• Records:
★ ★ ★ ★ ★

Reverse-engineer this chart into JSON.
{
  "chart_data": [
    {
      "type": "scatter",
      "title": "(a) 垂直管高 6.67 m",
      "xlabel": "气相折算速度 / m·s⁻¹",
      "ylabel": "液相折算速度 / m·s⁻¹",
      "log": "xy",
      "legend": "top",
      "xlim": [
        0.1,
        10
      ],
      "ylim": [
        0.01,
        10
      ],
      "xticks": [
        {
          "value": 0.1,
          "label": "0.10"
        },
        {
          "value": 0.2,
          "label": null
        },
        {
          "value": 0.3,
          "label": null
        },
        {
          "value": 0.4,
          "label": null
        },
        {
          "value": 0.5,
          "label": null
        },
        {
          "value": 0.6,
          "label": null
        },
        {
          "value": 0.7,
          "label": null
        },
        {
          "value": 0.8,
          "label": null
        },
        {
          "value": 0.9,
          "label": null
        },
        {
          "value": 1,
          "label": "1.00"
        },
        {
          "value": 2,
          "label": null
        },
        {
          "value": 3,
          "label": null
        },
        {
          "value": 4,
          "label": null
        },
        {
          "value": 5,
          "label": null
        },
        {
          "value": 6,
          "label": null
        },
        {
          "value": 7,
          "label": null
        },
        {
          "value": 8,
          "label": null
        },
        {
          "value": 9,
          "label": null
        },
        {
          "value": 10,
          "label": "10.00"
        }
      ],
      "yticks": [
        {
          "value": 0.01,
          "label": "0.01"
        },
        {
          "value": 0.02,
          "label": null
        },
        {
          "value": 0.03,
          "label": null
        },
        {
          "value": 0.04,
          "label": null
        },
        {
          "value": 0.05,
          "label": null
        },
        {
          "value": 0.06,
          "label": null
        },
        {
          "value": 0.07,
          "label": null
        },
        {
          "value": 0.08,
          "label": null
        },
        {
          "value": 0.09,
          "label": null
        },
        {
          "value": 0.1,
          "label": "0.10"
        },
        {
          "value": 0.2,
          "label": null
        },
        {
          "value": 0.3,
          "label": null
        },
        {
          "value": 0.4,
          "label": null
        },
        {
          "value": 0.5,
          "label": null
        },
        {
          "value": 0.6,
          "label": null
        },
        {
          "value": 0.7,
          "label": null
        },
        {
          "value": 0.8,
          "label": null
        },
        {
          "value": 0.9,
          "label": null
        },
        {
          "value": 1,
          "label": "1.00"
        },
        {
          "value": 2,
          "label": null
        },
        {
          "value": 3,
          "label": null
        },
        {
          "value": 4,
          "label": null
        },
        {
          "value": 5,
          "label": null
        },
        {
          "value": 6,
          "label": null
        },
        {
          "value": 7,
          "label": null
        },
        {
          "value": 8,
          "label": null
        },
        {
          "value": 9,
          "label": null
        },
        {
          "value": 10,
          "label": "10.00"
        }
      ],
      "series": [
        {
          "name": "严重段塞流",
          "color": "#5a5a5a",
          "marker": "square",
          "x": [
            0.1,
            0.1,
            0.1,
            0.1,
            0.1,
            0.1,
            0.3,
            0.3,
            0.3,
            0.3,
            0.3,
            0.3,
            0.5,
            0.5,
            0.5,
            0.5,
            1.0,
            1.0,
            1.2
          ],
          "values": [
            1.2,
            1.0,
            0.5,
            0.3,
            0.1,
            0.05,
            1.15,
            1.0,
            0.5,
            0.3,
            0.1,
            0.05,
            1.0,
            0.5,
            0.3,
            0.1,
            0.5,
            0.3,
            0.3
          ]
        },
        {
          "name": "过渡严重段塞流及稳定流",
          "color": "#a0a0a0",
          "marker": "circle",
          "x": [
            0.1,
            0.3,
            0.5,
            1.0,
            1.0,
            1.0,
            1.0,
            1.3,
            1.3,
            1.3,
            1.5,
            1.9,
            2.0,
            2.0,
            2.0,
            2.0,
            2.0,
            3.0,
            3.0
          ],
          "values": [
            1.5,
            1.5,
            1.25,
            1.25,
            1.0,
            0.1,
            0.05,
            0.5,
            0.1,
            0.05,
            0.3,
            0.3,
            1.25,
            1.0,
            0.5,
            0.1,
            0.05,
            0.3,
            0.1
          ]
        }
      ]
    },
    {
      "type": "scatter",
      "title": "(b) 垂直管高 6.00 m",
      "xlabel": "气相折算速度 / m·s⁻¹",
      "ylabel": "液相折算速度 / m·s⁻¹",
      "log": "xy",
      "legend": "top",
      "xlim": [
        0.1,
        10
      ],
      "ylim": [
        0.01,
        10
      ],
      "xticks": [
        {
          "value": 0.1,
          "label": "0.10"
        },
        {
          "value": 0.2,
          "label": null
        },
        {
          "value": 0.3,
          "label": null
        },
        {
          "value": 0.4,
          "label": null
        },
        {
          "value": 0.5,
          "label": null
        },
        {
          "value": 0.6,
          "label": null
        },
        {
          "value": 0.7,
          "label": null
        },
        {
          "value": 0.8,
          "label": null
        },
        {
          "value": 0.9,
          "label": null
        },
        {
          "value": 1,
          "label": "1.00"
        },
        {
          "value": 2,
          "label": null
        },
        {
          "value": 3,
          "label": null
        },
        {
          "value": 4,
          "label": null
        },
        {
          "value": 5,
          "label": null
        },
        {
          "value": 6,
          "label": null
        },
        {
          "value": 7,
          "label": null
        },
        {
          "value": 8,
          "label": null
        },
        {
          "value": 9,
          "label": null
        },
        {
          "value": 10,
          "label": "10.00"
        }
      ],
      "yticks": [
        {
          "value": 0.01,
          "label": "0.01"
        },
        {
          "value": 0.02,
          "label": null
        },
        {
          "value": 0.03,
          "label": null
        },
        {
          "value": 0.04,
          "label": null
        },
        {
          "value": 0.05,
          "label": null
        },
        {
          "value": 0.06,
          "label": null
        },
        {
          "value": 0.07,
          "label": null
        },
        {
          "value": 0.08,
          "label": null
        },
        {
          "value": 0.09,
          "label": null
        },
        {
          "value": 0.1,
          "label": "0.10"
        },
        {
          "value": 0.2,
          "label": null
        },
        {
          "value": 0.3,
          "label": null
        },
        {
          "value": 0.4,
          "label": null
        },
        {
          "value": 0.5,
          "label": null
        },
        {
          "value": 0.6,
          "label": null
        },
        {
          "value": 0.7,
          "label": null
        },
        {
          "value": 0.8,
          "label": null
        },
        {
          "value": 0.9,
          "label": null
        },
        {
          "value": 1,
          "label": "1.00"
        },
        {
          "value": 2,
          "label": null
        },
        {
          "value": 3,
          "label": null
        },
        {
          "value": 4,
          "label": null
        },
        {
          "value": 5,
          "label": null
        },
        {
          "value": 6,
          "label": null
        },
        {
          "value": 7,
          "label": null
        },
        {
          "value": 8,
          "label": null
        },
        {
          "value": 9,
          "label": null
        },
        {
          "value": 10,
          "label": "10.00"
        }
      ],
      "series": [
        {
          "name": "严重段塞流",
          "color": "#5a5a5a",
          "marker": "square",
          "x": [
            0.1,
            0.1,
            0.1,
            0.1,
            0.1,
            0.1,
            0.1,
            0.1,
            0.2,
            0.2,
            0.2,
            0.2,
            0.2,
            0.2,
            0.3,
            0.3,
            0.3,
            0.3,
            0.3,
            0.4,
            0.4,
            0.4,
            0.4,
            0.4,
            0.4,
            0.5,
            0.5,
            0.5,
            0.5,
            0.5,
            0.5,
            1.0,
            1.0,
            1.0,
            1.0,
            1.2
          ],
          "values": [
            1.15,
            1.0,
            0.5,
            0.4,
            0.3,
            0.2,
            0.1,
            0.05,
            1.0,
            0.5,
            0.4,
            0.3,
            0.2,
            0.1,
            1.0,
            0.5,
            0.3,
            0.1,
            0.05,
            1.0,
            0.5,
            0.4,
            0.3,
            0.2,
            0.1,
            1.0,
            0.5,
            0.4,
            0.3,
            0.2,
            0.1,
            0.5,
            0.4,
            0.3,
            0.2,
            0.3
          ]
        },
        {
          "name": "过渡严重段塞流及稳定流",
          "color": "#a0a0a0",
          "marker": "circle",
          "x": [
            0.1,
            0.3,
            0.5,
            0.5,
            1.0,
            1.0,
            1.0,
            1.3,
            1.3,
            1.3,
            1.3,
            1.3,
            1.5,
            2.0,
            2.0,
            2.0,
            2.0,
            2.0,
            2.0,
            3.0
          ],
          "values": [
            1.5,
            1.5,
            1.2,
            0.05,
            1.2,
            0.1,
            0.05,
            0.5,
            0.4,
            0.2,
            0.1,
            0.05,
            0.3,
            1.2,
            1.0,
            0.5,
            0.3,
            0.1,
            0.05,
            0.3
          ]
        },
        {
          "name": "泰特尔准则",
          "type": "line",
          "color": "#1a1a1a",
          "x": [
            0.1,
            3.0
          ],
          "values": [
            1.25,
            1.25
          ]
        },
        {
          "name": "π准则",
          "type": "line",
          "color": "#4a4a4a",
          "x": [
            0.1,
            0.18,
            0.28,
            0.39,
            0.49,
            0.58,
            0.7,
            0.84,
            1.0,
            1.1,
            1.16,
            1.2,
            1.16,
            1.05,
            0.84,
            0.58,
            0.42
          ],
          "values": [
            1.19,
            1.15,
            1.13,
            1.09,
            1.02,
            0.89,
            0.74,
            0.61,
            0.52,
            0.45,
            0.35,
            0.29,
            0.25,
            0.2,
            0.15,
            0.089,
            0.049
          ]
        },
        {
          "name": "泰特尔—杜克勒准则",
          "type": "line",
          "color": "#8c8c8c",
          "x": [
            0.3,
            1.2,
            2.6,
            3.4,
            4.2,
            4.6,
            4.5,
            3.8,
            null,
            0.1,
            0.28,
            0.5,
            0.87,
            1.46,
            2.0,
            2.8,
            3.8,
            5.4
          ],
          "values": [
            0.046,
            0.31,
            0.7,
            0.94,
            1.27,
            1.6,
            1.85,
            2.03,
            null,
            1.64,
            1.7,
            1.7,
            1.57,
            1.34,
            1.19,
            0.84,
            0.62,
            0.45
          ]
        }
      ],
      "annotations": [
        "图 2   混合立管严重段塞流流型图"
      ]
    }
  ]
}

★ ★ ★ ★ ★

• WHAT TO WORK ON: Which lines in the records above contain the string "name"? Copy each one.

• TASK ANSWER:
          "name": "严重段塞流",
          "name": "过渡严重段塞流及稳定流",
          "name": "严重段塞流",
          "name": "过渡严重段塞流及稳定流",
          "name": "泰特尔准则",
          "name": "π准则",
          "name": "泰特尔—杜克勒准则",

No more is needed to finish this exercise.